Given exercise:
Please rename "footer-separator" to "footer-divider" wherever it appears in the items below, and give the lines back with nothing else altered and the pictures left out.

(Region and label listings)

★ ★ ★ ★ ★

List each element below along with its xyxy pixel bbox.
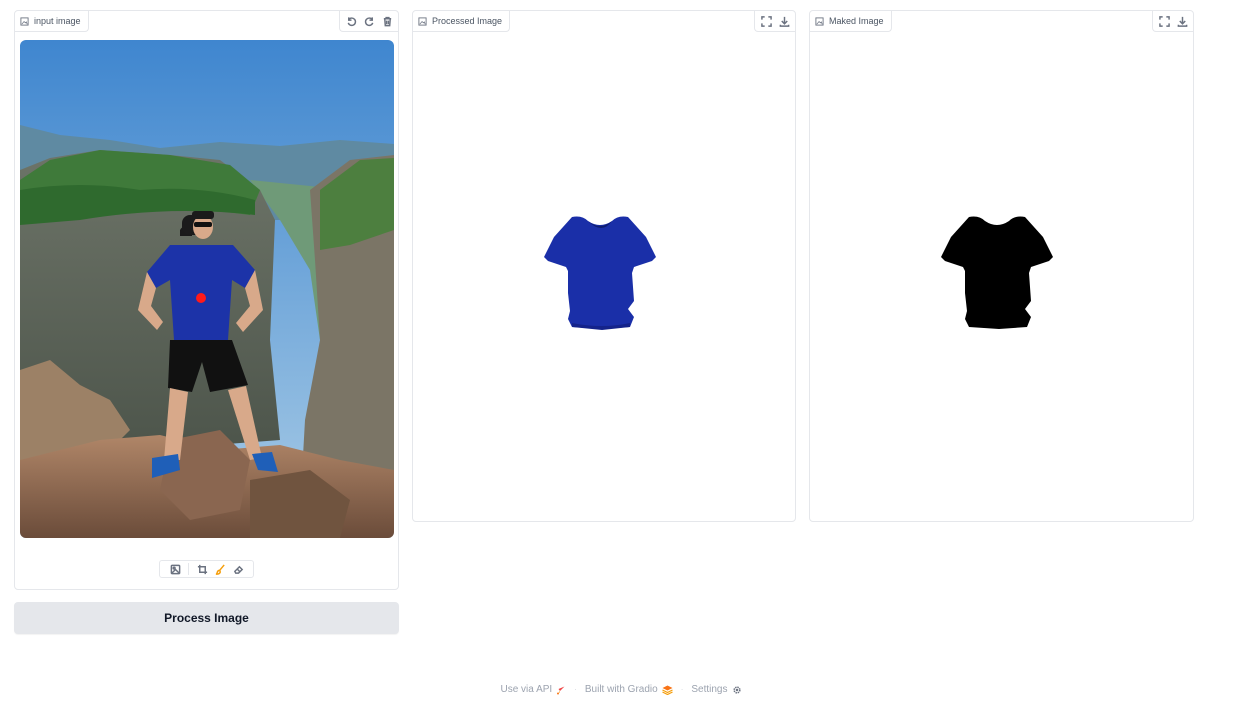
settings-link[interactable]: Settings [691,684,741,695]
download-icon[interactable] [1173,12,1191,30]
processed-shirt-image[interactable] [542,213,658,331]
footer: Use via API · Built with Gradio · Settin… [0,684,1242,695]
image-edit-toolbar [159,560,254,578]
use-via-api-link[interactable]: Use via API [501,684,567,695]
processed-image-toolbar [754,11,795,32]
processed-image-panel: Processed Image [412,10,796,522]
rocket-icon [557,686,565,694]
input-image-toolbar [339,11,398,32]
brush-icon[interactable] [211,560,229,578]
download-icon[interactable] [775,12,793,30]
processed-image-label-text: Processed Image [432,16,503,26]
processed-image-label: Processed Image [413,11,511,32]
selected-point-marker [196,293,206,303]
image-icon [815,16,824,26]
masked-shirt-image[interactable] [939,213,1055,331]
gear-icon [732,685,741,694]
settings-label: Settings [691,684,728,695]
masked-image-label-text: Maked Image [829,16,884,26]
input-image-label: input image [15,11,89,32]
input-image-panel: input image [14,10,399,590]
redo-icon[interactable] [360,12,378,30]
undo-icon[interactable] [342,12,360,30]
trash-icon[interactable] [378,12,396,30]
eraser-icon[interactable] [229,560,247,578]
footer-separator: · [680,685,684,694]
image-icon [418,16,427,26]
toolbar-divider [188,563,189,575]
input-photo[interactable] [20,40,394,538]
masked-image-label: Maked Image [810,11,892,32]
fullscreen-icon[interactable] [757,12,775,30]
masked-image-toolbar [1152,11,1193,32]
fullscreen-icon[interactable] [1155,12,1173,30]
input-image-label-text: input image [34,16,81,26]
gradio-logo-icon [661,685,673,695]
built-with-gradio-label: Built with Gradio [584,684,658,695]
footer-separator: · [574,685,577,694]
process-image-button[interactable]: Process Image [14,602,399,634]
image-icon[interactable] [166,560,184,578]
use-via-api-label: Use via API [500,684,553,695]
crop-icon[interactable] [193,560,211,578]
image-icon [20,16,29,26]
masked-image-panel: Maked Image [809,10,1194,522]
built-with-gradio-link[interactable]: Built with Gradio [585,684,673,695]
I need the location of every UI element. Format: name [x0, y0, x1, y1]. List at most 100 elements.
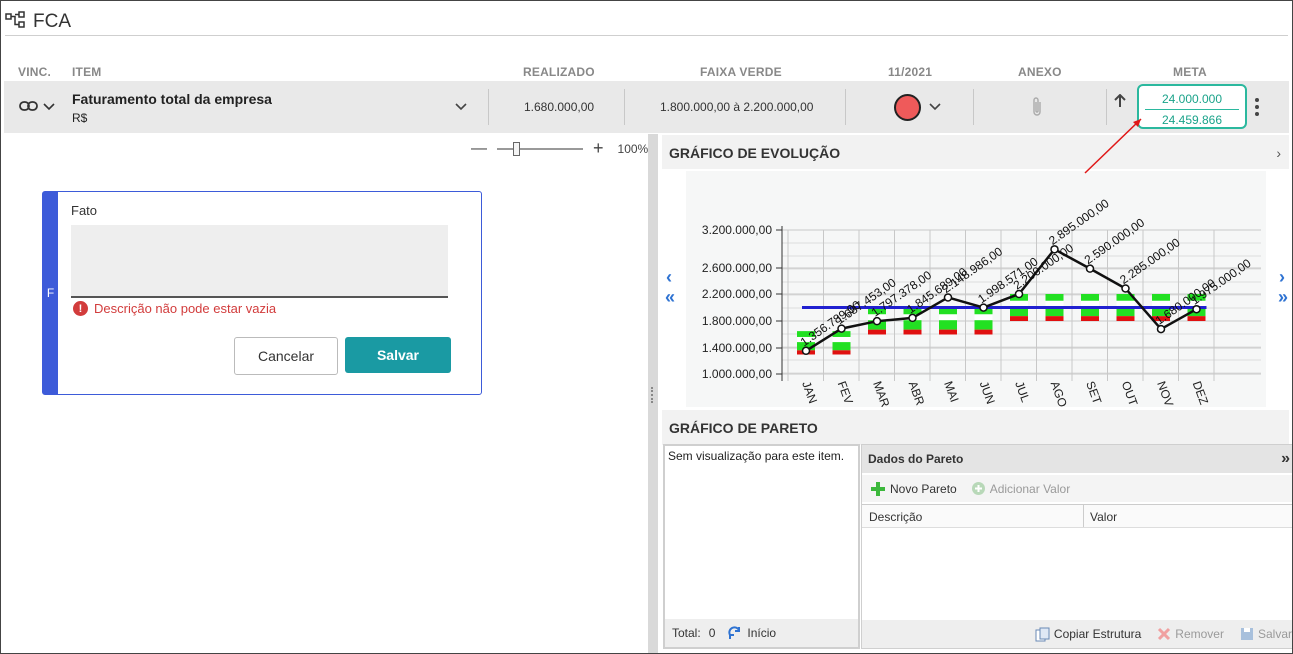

★ ★ ★ ★ ★

Completed exercise:
List each element below along with its xyxy pixel bbox.
settings-link[interactable]: Settings [691,684,741,695]
download-icon[interactable] [1173,12,1191,30]
processed-shirt-image[interactable] [542,213,658,331]
footer: Use via API · Built with Gradio · Settin… [0,684,1242,695]
image-edit-toolbar [159,560,254,578]
use-via-api-link[interactable]: Use via API [501,684,567,695]
processed-image-toolbar [754,11,795,32]
processed-image-panel: Processed Image [412,10,796,522]
rocket-icon [557,686,565,694]
input-image-toolbar [339,11,398,32]
brush-icon[interactable] [211,560,229,578]
download-icon[interactable] [775,12,793,30]
processed-image-label-text: Processed Image [432,16,503,26]
processed-image-label: Processed Image [413,11,511,32]
selected-point-marker [196,293,206,303]
image-icon [815,16,824,26]
masked-shirt-image[interactable] [939,213,1055,331]
gear-icon [732,685,741,694]
settings-label: Settings [691,684,728,695]
masked-image-label-text: Maked Image [829,16,884,26]
input-image-label: input image [15,11,89,32]
input-image-panel: input image [14,10,399,590]
redo-icon[interactable] [360,12,378,30]
undo-icon[interactable] [342,12,360,30]
trash-icon[interactable] [378,12,396,30]
eraser-icon[interactable] [229,560,247,578]
footer-divider: · [680,685,684,694]
image-icon [418,16,427,26]
toolbar-divider [188,563,189,575]
input-photo[interactable] [20,40,394,538]
masked-image-label: Maked Image [810,11,892,32]
fullscreen-icon[interactable] [757,12,775,30]
masked-image-toolbar [1152,11,1193,32]
fullscreen-icon[interactable] [1155,12,1173,30]
input-image-label-text: input image [34,16,81,26]
gradio-logo-icon [661,685,673,695]
built-with-gradio-label: Built with Gradio [584,684,658,695]
footer-divider: · [574,685,577,694]
process-image-button[interactable]: Process Image [14,602,399,634]
image-icon[interactable] [166,560,184,578]
use-via-api-label: Use via API [500,684,553,695]
crop-icon[interactable] [193,560,211,578]
image-icon [20,16,29,26]
masked-image-panel: Maked Image [809,10,1194,522]
built-with-gradio-link[interactable]: Built with Gradio [585,684,673,695]
I need the location of every UI element. Format: name [x0, y0, x1, y1]. List at most 100 elements.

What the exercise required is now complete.